_TASK_
Find each line containing the string "Population". Copy it.

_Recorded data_

— start —

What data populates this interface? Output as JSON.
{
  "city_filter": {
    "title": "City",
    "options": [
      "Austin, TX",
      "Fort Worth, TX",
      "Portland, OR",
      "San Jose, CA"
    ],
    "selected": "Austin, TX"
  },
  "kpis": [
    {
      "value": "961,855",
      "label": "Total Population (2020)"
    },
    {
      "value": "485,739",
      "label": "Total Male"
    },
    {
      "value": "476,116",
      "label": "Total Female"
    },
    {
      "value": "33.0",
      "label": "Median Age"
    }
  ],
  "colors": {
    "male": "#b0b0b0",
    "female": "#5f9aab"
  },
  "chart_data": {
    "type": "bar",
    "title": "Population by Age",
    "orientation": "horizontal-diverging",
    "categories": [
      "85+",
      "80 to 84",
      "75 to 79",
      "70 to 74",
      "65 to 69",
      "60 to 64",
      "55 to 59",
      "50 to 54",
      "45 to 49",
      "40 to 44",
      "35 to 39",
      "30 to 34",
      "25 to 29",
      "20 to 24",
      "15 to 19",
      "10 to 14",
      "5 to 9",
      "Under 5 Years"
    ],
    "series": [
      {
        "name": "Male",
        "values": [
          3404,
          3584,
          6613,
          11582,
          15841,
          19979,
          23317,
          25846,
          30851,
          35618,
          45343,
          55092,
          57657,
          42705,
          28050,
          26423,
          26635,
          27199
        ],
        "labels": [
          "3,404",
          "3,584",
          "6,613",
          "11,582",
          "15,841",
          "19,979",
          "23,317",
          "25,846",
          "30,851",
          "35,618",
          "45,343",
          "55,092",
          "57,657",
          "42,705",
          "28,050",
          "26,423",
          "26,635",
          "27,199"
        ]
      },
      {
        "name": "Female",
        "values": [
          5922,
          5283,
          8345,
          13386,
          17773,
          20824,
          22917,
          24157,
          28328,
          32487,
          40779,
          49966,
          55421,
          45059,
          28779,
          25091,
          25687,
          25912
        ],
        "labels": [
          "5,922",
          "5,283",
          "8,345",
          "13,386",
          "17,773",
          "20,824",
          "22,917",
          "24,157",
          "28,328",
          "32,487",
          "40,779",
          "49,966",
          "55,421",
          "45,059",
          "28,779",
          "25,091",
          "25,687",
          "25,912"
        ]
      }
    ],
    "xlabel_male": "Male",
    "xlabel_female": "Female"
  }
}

— end —

_RESULT OF THIS TASK_
      "label": "Total Population (2020)"
    "title": "Population by Age",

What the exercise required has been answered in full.